**Goal of the exercise**
Return the material word for word. Do not include the pictures.
[Supplied entries start]
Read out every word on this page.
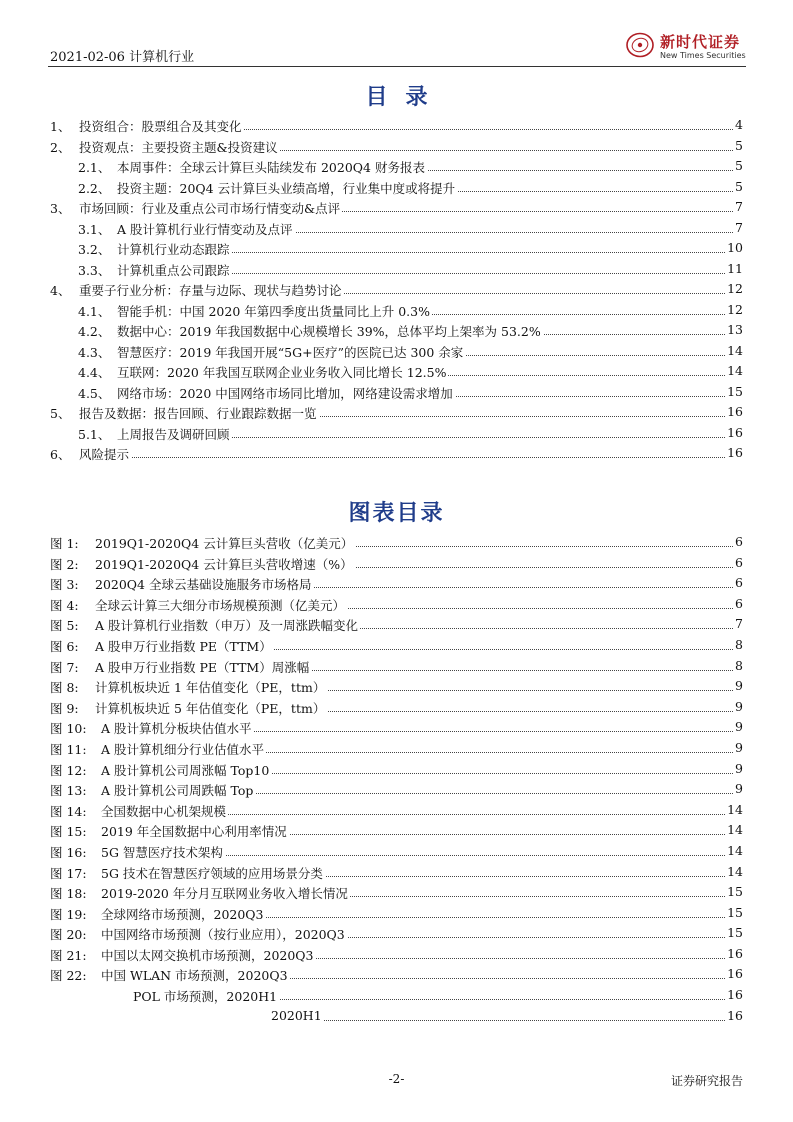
2021-02-06 计算机行业
新时代证券
New Times Securities
目录
1、 投资组合：股票组合及其变化	4
2、 投资观点：主要投资主题&投资建议	5
2.1、 本周事件：全球云计算巨头陆续发布 2020Q4 财务报表	5
2.2、 投资主题：20Q4 云计算巨头业绩高增，行业集中度或将提升	5
3、 市场回顾：行业及重点公司市场行情变动&点评	7
3.1、 A 股计算机行业行情变动及点评	7
3.2、 计算机行业动态跟踪	10
3.3、 计算机重点公司跟踪	11
4、 重要子行业分析：存量与边际、现状与趋势讨论	12
4.1、 智能手机：中国 2020 年第四季度出货量同比上升 0.3%	12
4.2、 数据中心：2019 年我国数据中心规模增长 39%，总体平均上架率为 53.2%	13
4.3、 智慧医疗：2019 年我国开展“5G+医疗”的医院已达 300 余家	14
4.4、 互联网：2020 年我国互联网企业业务收入同比增长 12.5%	14
4.5、 网络市场：2020 中国网络市场同比增加，网络建设需求增加	15
5、 报告及数据：报告回顾、行业跟踪数据一览	16
5.1、 上周报告及调研回顾	16
6、 风险提示	16
图表目录
图 1: 2019Q1-2020Q4 云计算巨头营收（亿美元）	6
图 2: 2019Q1-2020Q4 云计算巨头营收增速（%）	6
图 3: 2020Q4 全球云基础设施服务市场格局	6
图 4: 全球云计算三大细分市场规模预测（亿美元）	6
图 5: A 股计算机行业指数（申万）及一周涨跌幅变化	7
图 6: A 股申万行业指数 PE（TTM）	8
图 7: A 股申万行业指数 PE（TTM）周涨幅	8
图 8: 计算机板块近 1 年估值变化（PE，ttm）	9
图 9: 计算机板块近 5 年估值变化（PE，ttm）	9
图 10: A 股计算机分板块估值水平	9
图 11: A 股计算机细分行业估值水平	9
图 12: A 股计算机公司周涨幅 Top10	9
图 13: A 股计算机公司周跌幅 Top	9
图 14: 全国数据中心机架规模	14
图 15: 2019 年全国数据中心利用率情况	14
图 16: 5G 智慧医疗技术架构	14
图 17: 5G 技术在智慧医疗领域的应用场景分类	14
图 18: 2019-2020 年分月互联网业务收入增长情况	15
图 19: 全球网络市场预测，2020Q3	15
图 20: 中国网络市场预测（按行业应用），2020Q3	15
图 21: 中国以太网交换机市场预测，2020Q3	16
图 22: 中国 WLAN 市场预测，2020Q3	16
POL 市场预测，2020H1	16
2020H1	16
-2-	证券研究报告
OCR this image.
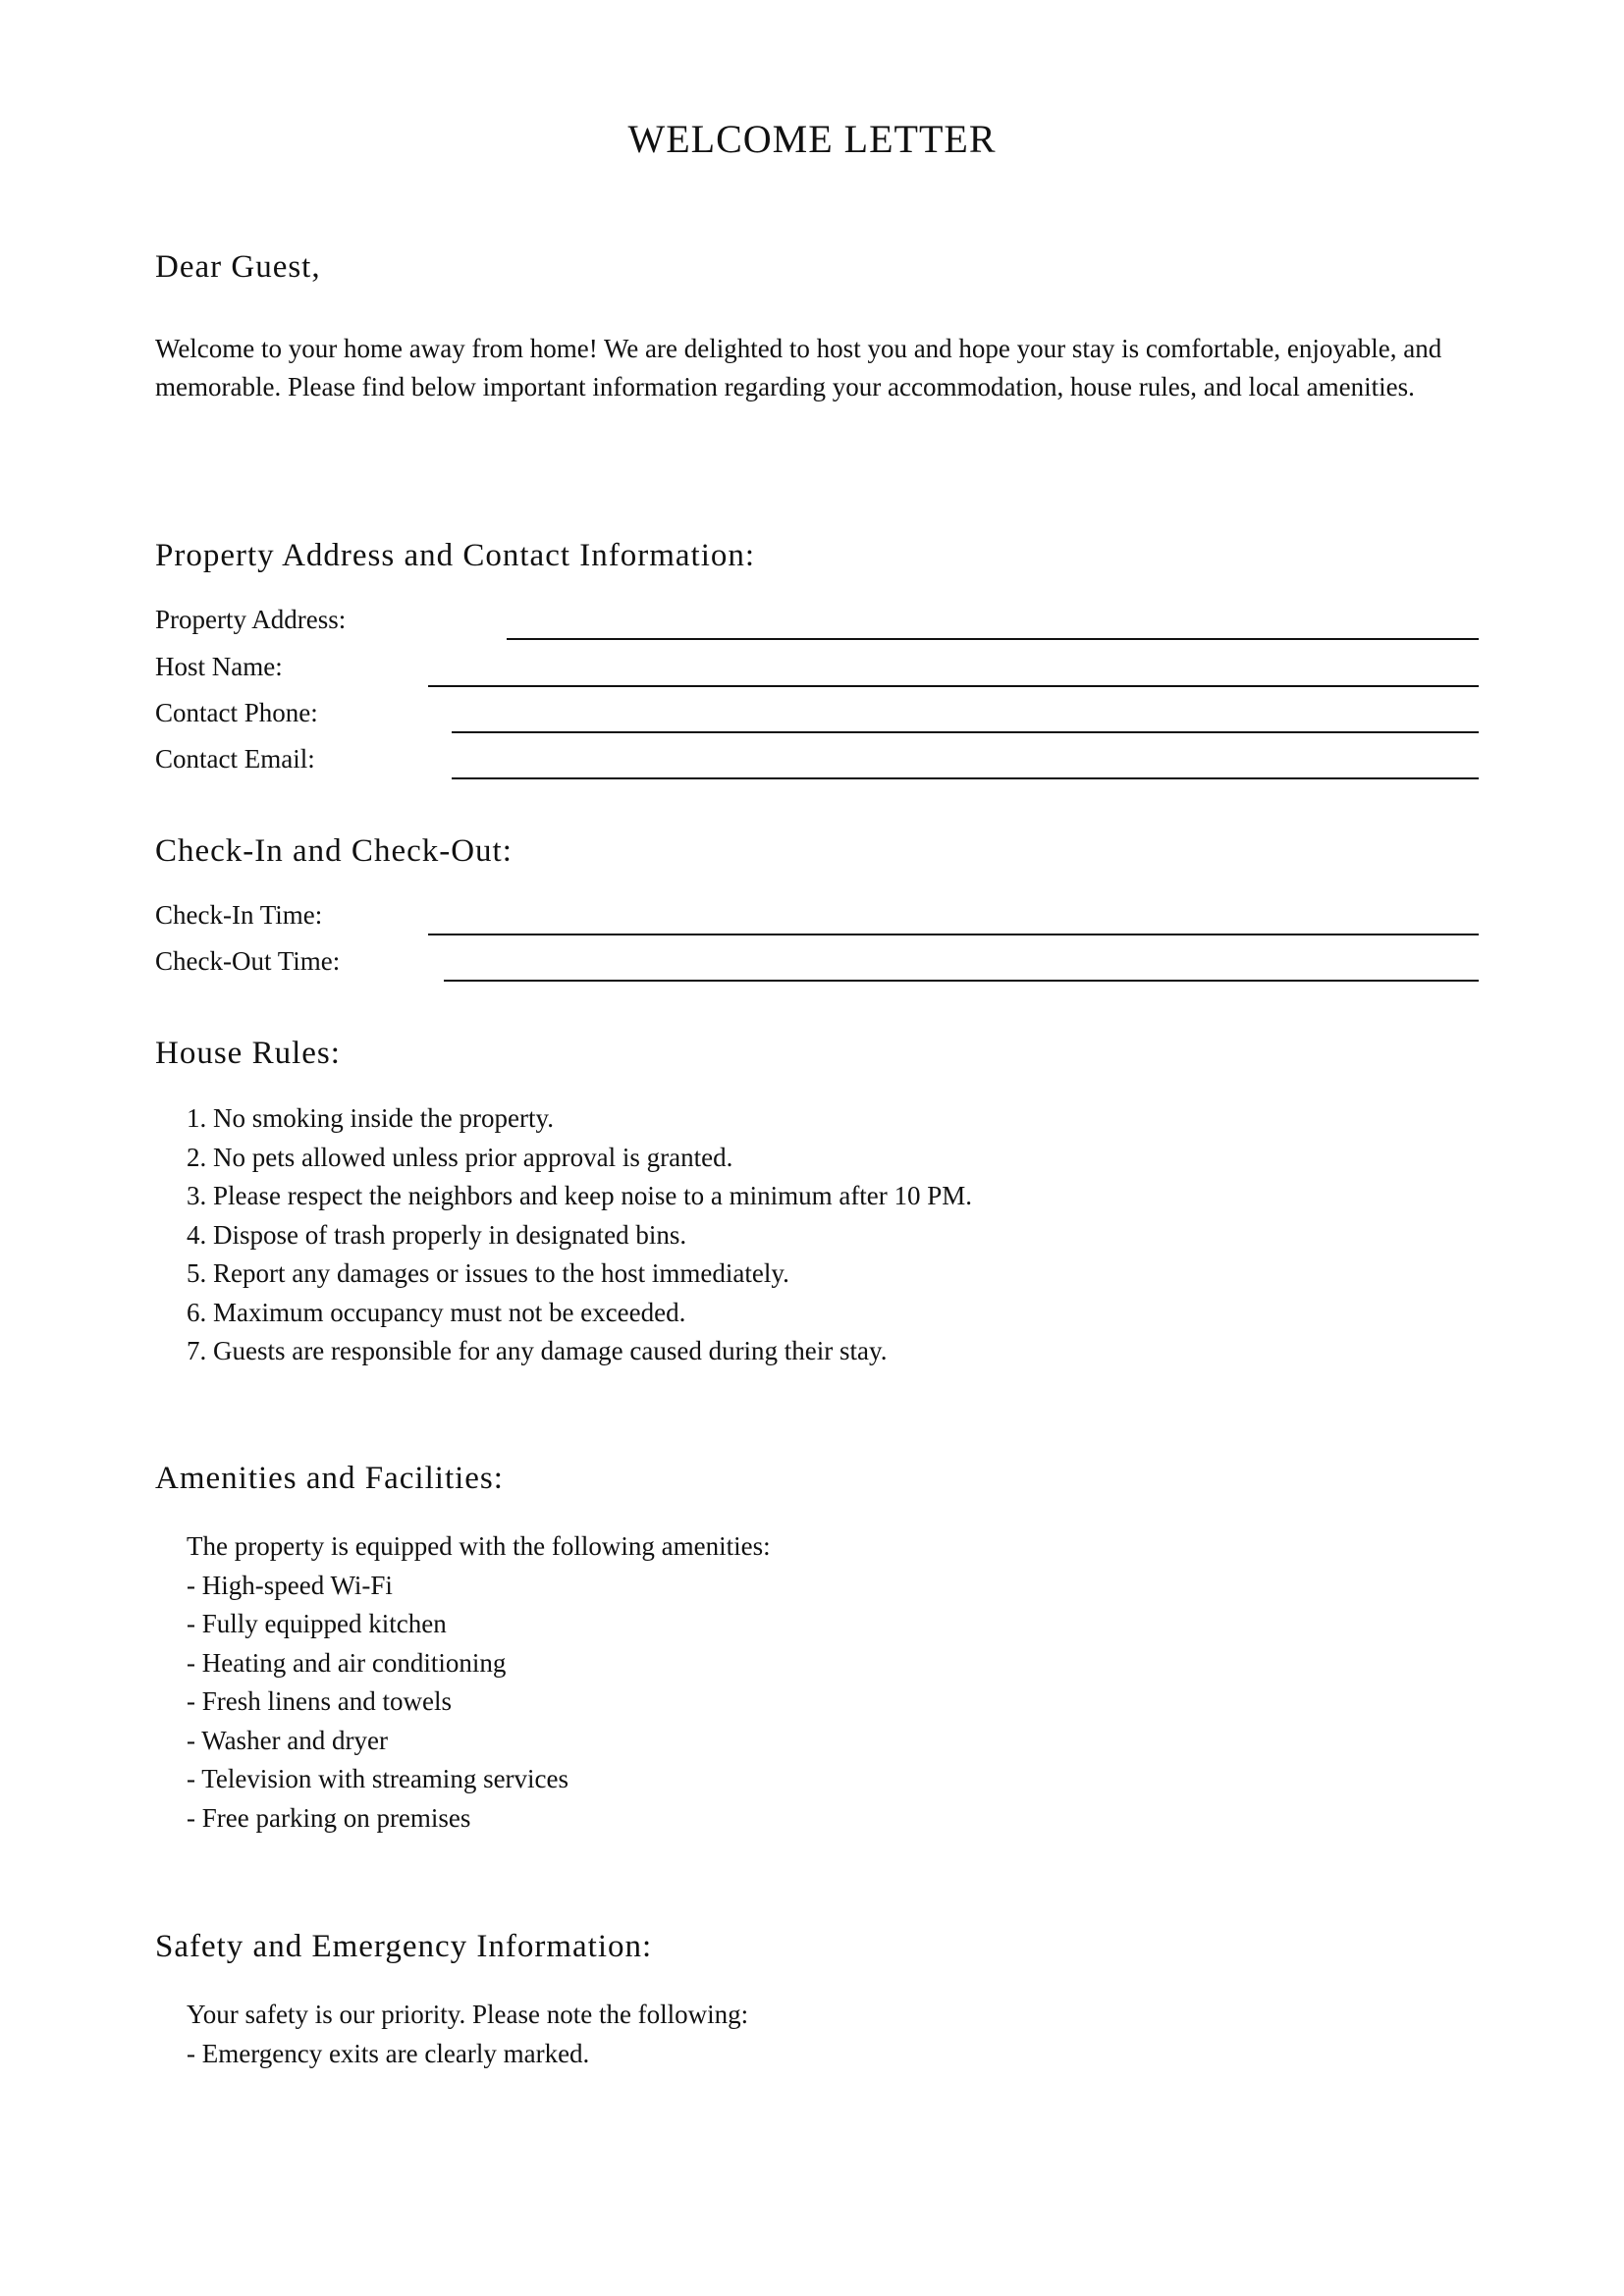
WELCOME LETTER

Dear Guest,

Welcome to your home away from home! We are delighted to host you and hope your stay is comfortable, enjoyable, and memorable. Please find below important information regarding your accommodation, house rules, and local amenities.

Property Address and Contact Information:
Property Address:
Host Name:
Contact Phone:
Contact Email:
Check-In and Check-Out:
Check-In Time:
Check-Out Time:
House Rules:
1. No smoking inside the property.
2. No pets allowed unless prior approval is granted.
3. Please respect the neighbors and keep noise to a minimum after 10 PM.
4. Dispose of trash properly in designated bins.
5. Report any damages or issues to the host immediately.
6. Maximum occupancy must not be exceeded.
7. Guests are responsible for any damage caused during their stay.
Amenities and Facilities:
The property is equipped with the following amenities:
- High-speed Wi-Fi
- Fully equipped kitchen
- Heating and air conditioning
- Fresh linens and towels
- Washer and dryer
- Television with streaming services
- Free parking on premises
Safety and Emergency Information:
Your safety is our priority. Please note the following:
- Emergency exits are clearly marked.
[Supplied entries end]
**Task output**
Read out every word on this page.
2021-02-06 计算机行业
新时代证券
New Times Securities
目录
1、 投资组合：股票组合及其变化	4
2、 投资观点：主要投资主题&投资建议	5
2.1、 本周事件：全球云计算巨头陆续发布 2020Q4 财务报表	5
2.2、 投资主题：20Q4 云计算巨头业绩高增，行业集中度或将提升	5
3、 市场回顾：行业及重点公司市场行情变动&点评	7
3.1、 A 股计算机行业行情变动及点评	7
3.2、 计算机行业动态跟踪	10
3.3、 计算机重点公司跟踪	11
4、 重要子行业分析：存量与边际、现状与趋势讨论	12
4.1、 智能手机：中国 2020 年第四季度出货量同比上升 0.3%	12
4.2、 数据中心：2019 年我国数据中心规模增长 39%，总体平均上架率为 53.2%	13
4.3、 智慧医疗：2019 年我国开展“5G+医疗”的医院已达 300 余家	14
4.4、 互联网：2020 年我国互联网企业业务收入同比增长 12.5%	14
4.5、 网络市场：2020 中国网络市场同比增加，网络建设需求增加	15
5、 报告及数据：报告回顾、行业跟踪数据一览	16
5.1、 上周报告及调研回顾	16
6、 风险提示	16
图表目录
图 1: 2019Q1-2020Q4 云计算巨头营收（亿美元）	6
图 2: 2019Q1-2020Q4 云计算巨头营收增速（%）	6
图 3: 2020Q4 全球云基础设施服务市场格局	6
图 4: 全球云计算三大细分市场规模预测（亿美元）	6
图 5: A 股计算机行业指数（申万）及一周涨跌幅变化	7
图 6: A 股申万行业指数 PE（TTM）	8
图 7: A 股申万行业指数 PE（TTM）周涨幅	8
图 8: 计算机板块近 1 年估值变化（PE，ttm）	9
图 9: 计算机板块近 5 年估值变化（PE，ttm）	9
图 10: A 股计算机分板块估值水平	9
图 11: A 股计算机细分行业估值水平	9
图 12: A 股计算机公司周涨幅 Top10	9
图 13: A 股计算机公司周跌幅 Top	9
图 14: 全国数据中心机架规模	14
图 15: 2019 年全国数据中心利用率情况	14
图 16: 5G 智慧医疗技术架构	14
图 17: 5G 技术在智慧医疗领域的应用场景分类	14
图 18: 2019-2020 年分月互联网业务收入增长情况	15
图 19: 全球网络市场预测，2020Q3	15
图 20: 中国网络市场预测（按行业应用），2020Q3	15
图 21: 中国以太网交换机市场预测，2020Q3	16
图 22: 中国 WLAN 市场预测，2020Q3	16
POL 市场预测，2020H1	16
2020H1	16
-2-	证券研究报告
OCR this image.
WELCOME LETTER

Dear Guest,

Welcome to your home away from home! We are delighted to host you and hope your stay is comfortable, enjoyable, and memorable. Please find below important information regarding your accommodation, house rules, and local amenities.

Property Address and Contact Information:
Property Address:
Host Name:
Contact Phone:
Contact Email:
Check-In and Check-Out:
Check-In Time:
Check-Out Time:
House Rules:
1. No smoking inside the property.
2. No pets allowed unless prior approval is granted.
3. Please respect the neighbors and keep noise to a minimum after 10 PM.
4. Dispose of trash properly in designated bins.
5. Report any damages or issues to the host immediately.
6. Maximum occupancy must not be exceeded.
7. Guests are responsible for any damage caused during their stay.
Amenities and Facilities:
The property is equipped with the following amenities:
- High-speed Wi-Fi
- Fully equipped kitchen
- Heating and air conditioning
- Fresh linens and towels
- Washer and dryer
- Television with streaming services
- Free parking on premises
Safety and Emergency Information:
Your safety is our priority. Please note the following:
- Emergency exits are clearly marked.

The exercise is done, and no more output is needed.